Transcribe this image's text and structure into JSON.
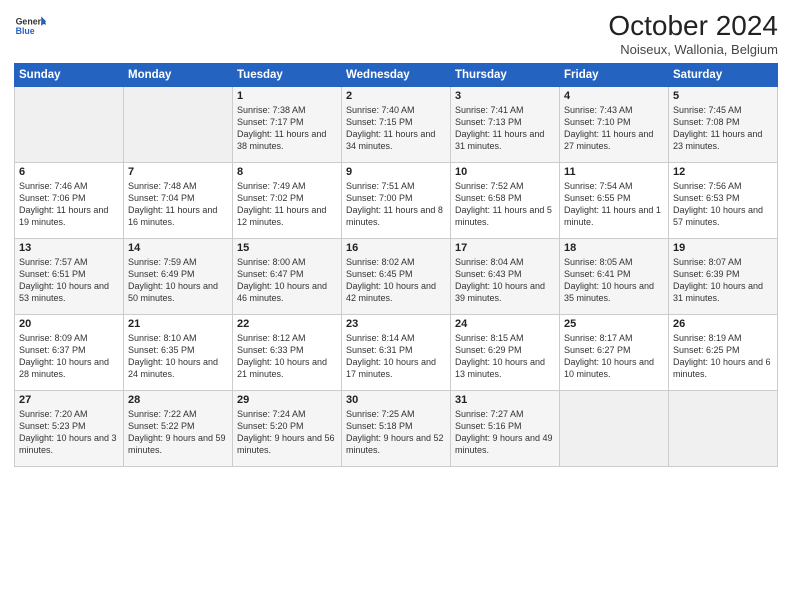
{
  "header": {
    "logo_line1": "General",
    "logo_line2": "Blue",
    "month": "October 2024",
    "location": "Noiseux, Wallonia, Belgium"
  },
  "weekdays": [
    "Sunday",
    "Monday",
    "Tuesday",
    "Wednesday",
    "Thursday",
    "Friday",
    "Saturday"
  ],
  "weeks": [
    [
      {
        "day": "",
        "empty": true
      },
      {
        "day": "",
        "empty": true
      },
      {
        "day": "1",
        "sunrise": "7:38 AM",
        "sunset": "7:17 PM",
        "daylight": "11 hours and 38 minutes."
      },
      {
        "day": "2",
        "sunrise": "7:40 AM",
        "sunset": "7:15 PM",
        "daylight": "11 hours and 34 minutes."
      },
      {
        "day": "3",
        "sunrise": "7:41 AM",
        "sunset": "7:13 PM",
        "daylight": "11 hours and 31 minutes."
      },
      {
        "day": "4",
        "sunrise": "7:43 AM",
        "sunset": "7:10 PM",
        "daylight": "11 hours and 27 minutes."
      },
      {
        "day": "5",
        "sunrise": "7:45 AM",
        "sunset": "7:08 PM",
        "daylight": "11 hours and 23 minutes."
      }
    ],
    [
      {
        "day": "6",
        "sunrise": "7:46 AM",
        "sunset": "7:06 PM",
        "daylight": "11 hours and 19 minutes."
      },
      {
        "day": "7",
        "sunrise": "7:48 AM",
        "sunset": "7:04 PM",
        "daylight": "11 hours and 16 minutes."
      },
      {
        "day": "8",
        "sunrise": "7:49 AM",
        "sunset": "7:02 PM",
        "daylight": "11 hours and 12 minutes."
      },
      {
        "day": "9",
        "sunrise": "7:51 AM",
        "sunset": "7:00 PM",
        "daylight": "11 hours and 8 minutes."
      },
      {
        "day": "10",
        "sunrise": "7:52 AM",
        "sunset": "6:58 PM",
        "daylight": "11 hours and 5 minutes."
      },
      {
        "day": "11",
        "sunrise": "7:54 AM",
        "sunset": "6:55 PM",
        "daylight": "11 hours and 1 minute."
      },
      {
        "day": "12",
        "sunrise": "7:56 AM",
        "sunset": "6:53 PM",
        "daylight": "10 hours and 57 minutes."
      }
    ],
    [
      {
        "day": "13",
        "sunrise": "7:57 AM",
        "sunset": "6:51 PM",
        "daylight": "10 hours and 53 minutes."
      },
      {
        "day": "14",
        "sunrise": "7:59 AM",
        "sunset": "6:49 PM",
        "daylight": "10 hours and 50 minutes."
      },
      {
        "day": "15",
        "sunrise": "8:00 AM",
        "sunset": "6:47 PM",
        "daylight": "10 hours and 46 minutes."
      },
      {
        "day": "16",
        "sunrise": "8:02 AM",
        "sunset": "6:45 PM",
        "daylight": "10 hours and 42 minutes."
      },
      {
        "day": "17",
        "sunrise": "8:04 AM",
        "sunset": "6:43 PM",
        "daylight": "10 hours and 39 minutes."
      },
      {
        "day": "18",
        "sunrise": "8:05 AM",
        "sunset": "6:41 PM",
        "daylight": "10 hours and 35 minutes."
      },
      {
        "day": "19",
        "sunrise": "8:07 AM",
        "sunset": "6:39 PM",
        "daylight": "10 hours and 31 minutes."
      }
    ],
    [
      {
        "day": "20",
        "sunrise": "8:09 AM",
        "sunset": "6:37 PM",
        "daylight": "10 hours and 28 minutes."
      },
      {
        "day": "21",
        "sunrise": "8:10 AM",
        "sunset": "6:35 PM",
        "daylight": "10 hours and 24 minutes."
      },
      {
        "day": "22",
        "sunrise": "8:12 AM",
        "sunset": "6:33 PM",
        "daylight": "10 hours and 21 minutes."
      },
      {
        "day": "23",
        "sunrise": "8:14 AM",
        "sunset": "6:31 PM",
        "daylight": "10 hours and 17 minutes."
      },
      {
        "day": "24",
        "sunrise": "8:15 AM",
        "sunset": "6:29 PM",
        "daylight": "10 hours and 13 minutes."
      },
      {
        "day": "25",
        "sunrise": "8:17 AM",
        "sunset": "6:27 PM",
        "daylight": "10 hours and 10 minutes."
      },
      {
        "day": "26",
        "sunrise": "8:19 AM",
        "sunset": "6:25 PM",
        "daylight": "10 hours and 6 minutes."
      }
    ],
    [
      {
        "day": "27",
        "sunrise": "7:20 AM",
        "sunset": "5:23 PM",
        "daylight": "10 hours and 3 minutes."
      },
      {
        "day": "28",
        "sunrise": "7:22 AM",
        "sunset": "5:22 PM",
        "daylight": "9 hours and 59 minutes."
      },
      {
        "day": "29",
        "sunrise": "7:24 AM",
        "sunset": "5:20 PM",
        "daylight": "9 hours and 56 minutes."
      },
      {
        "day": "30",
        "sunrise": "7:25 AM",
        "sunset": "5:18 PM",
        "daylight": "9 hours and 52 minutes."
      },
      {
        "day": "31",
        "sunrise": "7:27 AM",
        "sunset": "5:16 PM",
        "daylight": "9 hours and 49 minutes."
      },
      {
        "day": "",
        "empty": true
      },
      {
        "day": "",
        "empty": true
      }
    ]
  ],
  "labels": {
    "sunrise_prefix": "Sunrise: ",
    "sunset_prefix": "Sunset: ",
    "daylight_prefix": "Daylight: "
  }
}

────────────────────────────────────────

REQUEST:
Without the pictures, print the whole listing exactly as given.

TASK ANSWER:
Transcribe this image's text and structure into JSON.
{
  "header": {
    "logo_line1": "General",
    "logo_line2": "Blue",
    "month": "October 2024",
    "location": "Noiseux, Wallonia, Belgium"
  },
  "weekdays": [
    "Sunday",
    "Monday",
    "Tuesday",
    "Wednesday",
    "Thursday",
    "Friday",
    "Saturday"
  ],
  "weeks": [
    [
      {
        "day": "",
        "empty": true
      },
      {
        "day": "",
        "empty": true
      },
      {
        "day": "1",
        "sunrise": "7:38 AM",
        "sunset": "7:17 PM",
        "daylight": "11 hours and 38 minutes."
      },
      {
        "day": "2",
        "sunrise": "7:40 AM",
        "sunset": "7:15 PM",
        "daylight": "11 hours and 34 minutes."
      },
      {
        "day": "3",
        "sunrise": "7:41 AM",
        "sunset": "7:13 PM",
        "daylight": "11 hours and 31 minutes."
      },
      {
        "day": "4",
        "sunrise": "7:43 AM",
        "sunset": "7:10 PM",
        "daylight": "11 hours and 27 minutes."
      },
      {
        "day": "5",
        "sunrise": "7:45 AM",
        "sunset": "7:08 PM",
        "daylight": "11 hours and 23 minutes."
      }
    ],
    [
      {
        "day": "6",
        "sunrise": "7:46 AM",
        "sunset": "7:06 PM",
        "daylight": "11 hours and 19 minutes."
      },
      {
        "day": "7",
        "sunrise": "7:48 AM",
        "sunset": "7:04 PM",
        "daylight": "11 hours and 16 minutes."
      },
      {
        "day": "8",
        "sunrise": "7:49 AM",
        "sunset": "7:02 PM",
        "daylight": "11 hours and 12 minutes."
      },
      {
        "day": "9",
        "sunrise": "7:51 AM",
        "sunset": "7:00 PM",
        "daylight": "11 hours and 8 minutes."
      },
      {
        "day": "10",
        "sunrise": "7:52 AM",
        "sunset": "6:58 PM",
        "daylight": "11 hours and 5 minutes."
      },
      {
        "day": "11",
        "sunrise": "7:54 AM",
        "sunset": "6:55 PM",
        "daylight": "11 hours and 1 minute."
      },
      {
        "day": "12",
        "sunrise": "7:56 AM",
        "sunset": "6:53 PM",
        "daylight": "10 hours and 57 minutes."
      }
    ],
    [
      {
        "day": "13",
        "sunrise": "7:57 AM",
        "sunset": "6:51 PM",
        "daylight": "10 hours and 53 minutes."
      },
      {
        "day": "14",
        "sunrise": "7:59 AM",
        "sunset": "6:49 PM",
        "daylight": "10 hours and 50 minutes."
      },
      {
        "day": "15",
        "sunrise": "8:00 AM",
        "sunset": "6:47 PM",
        "daylight": "10 hours and 46 minutes."
      },
      {
        "day": "16",
        "sunrise": "8:02 AM",
        "sunset": "6:45 PM",
        "daylight": "10 hours and 42 minutes."
      },
      {
        "day": "17",
        "sunrise": "8:04 AM",
        "sunset": "6:43 PM",
        "daylight": "10 hours and 39 minutes."
      },
      {
        "day": "18",
        "sunrise": "8:05 AM",
        "sunset": "6:41 PM",
        "daylight": "10 hours and 35 minutes."
      },
      {
        "day": "19",
        "sunrise": "8:07 AM",
        "sunset": "6:39 PM",
        "daylight": "10 hours and 31 minutes."
      }
    ],
    [
      {
        "day": "20",
        "sunrise": "8:09 AM",
        "sunset": "6:37 PM",
        "daylight": "10 hours and 28 minutes."
      },
      {
        "day": "21",
        "sunrise": "8:10 AM",
        "sunset": "6:35 PM",
        "daylight": "10 hours and 24 minutes."
      },
      {
        "day": "22",
        "sunrise": "8:12 AM",
        "sunset": "6:33 PM",
        "daylight": "10 hours and 21 minutes."
      },
      {
        "day": "23",
        "sunrise": "8:14 AM",
        "sunset": "6:31 PM",
        "daylight": "10 hours and 17 minutes."
      },
      {
        "day": "24",
        "sunrise": "8:15 AM",
        "sunset": "6:29 PM",
        "daylight": "10 hours and 13 minutes."
      },
      {
        "day": "25",
        "sunrise": "8:17 AM",
        "sunset": "6:27 PM",
        "daylight": "10 hours and 10 minutes."
      },
      {
        "day": "26",
        "sunrise": "8:19 AM",
        "sunset": "6:25 PM",
        "daylight": "10 hours and 6 minutes."
      }
    ],
    [
      {
        "day": "27",
        "sunrise": "7:20 AM",
        "sunset": "5:23 PM",
        "daylight": "10 hours and 3 minutes."
      },
      {
        "day": "28",
        "sunrise": "7:22 AM",
        "sunset": "5:22 PM",
        "daylight": "9 hours and 59 minutes."
      },
      {
        "day": "29",
        "sunrise": "7:24 AM",
        "sunset": "5:20 PM",
        "daylight": "9 hours and 56 minutes."
      },
      {
        "day": "30",
        "sunrise": "7:25 AM",
        "sunset": "5:18 PM",
        "daylight": "9 hours and 52 minutes."
      },
      {
        "day": "31",
        "sunrise": "7:27 AM",
        "sunset": "5:16 PM",
        "daylight": "9 hours and 49 minutes."
      },
      {
        "day": "",
        "empty": true
      },
      {
        "day": "",
        "empty": true
      }
    ]
  ],
  "labels": {
    "sunrise_prefix": "Sunrise: ",
    "sunset_prefix": "Sunset: ",
    "daylight_prefix": "Daylight: "
  }
}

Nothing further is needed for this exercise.